** START Supplied records **

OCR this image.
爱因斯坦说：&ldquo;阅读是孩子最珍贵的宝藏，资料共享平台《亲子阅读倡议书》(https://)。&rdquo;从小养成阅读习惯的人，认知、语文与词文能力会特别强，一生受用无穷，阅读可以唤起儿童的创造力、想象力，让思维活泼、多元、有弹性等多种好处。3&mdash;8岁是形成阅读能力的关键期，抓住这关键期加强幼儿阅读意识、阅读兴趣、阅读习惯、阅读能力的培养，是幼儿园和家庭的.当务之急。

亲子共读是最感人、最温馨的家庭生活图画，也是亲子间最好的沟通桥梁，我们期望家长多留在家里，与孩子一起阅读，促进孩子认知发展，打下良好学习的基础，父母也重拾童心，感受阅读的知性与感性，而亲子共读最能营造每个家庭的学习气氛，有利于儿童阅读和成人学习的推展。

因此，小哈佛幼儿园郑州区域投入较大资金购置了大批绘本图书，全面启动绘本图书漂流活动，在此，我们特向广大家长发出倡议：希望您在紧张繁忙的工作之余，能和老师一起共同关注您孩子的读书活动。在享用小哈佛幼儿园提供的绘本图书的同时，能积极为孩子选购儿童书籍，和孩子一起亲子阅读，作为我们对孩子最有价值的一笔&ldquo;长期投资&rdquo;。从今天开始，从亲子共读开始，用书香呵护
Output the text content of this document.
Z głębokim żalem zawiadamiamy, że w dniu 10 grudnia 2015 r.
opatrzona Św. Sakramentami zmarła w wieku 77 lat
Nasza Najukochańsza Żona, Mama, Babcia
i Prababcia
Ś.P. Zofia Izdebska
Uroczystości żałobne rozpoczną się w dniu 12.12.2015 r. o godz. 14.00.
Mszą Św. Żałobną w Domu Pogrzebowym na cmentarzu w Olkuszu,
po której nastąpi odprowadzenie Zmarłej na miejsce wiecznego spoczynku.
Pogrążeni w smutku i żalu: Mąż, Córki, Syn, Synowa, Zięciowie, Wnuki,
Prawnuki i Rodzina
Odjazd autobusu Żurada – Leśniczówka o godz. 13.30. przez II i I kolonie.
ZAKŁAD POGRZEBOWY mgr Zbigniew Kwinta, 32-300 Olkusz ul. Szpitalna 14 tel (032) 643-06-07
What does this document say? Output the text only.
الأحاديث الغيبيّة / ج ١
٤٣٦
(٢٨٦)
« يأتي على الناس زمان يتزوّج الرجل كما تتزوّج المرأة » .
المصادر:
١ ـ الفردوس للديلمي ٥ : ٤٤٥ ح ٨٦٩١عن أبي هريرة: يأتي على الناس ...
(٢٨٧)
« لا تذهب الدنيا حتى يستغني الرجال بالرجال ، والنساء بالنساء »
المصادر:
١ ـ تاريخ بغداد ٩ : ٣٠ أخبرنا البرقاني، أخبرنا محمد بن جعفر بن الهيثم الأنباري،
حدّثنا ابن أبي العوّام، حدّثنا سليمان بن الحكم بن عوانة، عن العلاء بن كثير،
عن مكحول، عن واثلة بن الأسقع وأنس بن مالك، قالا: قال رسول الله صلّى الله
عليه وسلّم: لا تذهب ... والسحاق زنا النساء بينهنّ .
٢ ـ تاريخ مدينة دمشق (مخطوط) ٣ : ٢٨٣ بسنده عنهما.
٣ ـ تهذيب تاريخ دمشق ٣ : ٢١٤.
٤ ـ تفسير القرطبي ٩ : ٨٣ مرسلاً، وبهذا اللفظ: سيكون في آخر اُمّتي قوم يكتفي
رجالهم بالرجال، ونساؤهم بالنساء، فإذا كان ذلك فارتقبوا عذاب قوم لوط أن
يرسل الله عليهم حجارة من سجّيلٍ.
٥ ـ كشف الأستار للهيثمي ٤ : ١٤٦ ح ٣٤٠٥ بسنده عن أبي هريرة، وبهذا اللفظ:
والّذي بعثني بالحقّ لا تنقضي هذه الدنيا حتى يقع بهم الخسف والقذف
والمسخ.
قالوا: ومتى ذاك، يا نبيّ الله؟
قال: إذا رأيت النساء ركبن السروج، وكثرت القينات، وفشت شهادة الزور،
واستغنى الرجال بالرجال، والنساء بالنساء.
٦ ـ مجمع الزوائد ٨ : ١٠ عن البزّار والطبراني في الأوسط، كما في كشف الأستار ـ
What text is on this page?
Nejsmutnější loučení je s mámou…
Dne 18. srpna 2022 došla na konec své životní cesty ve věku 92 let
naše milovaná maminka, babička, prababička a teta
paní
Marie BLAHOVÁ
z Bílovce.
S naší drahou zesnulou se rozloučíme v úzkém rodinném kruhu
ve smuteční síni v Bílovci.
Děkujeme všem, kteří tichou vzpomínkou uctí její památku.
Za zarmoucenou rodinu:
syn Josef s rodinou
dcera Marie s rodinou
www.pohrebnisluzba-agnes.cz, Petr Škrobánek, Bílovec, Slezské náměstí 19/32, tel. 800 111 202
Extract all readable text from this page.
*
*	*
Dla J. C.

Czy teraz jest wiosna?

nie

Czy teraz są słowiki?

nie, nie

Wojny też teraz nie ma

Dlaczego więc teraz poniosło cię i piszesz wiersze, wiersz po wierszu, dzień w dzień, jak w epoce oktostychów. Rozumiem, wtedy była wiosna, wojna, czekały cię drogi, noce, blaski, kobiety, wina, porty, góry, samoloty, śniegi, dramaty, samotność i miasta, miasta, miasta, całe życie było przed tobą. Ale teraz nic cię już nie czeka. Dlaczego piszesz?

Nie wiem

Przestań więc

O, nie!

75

** END Supplied records **

> **Exercise brief**: Write out, word for word, the line containing "What text is on this page?" and every line after it to the end of the data above.

> **Exercise result**:
What text is on this page?
Nejsmutnější loučení je s mámou…
Dne 18. srpna 2022 došla na konec své životní cesty ve věku 92 let
naše milovaná maminka, babička, prababička a teta
paní
Marie BLAHOVÁ
z Bílovce.
S naší drahou zesnulou se rozloučíme v úzkém rodinném kruhu
ve smuteční síni v Bílovci.
Děkujeme všem, kteří tichou vzpomínkou uctí její památku.
Za zarmoucenou rodinu:
syn Josef s rodinou
dcera Marie s rodinou
www.pohrebnisluzba-agnes.cz, Petr Škrobánek, Bílovec, Slezské náměstí 19/32, tel. 800 111 202
Extract all readable text from this page.
*
*	*
Dla J. C.

Czy teraz jest wiosna?

nie

Czy teraz są słowiki?

nie, nie

Wojny też teraz nie ma

Dlaczego więc teraz poniosło cię i piszesz wiersze, wiersz po wierszu, dzień w dzień, jak w epoce oktostychów. Rozumiem, wtedy była wiosna, wojna, czekały cię drogi, noce, blaski, kobiety, wina, porty, góry, samoloty, śniegi, dramaty, samotność i miasta, miasta, miasta, całe życie było przed tobą. Ale teraz nic cię już nie czeka. Dlaczego piszesz?

Nie wiem

Przestań więc

O, nie!

75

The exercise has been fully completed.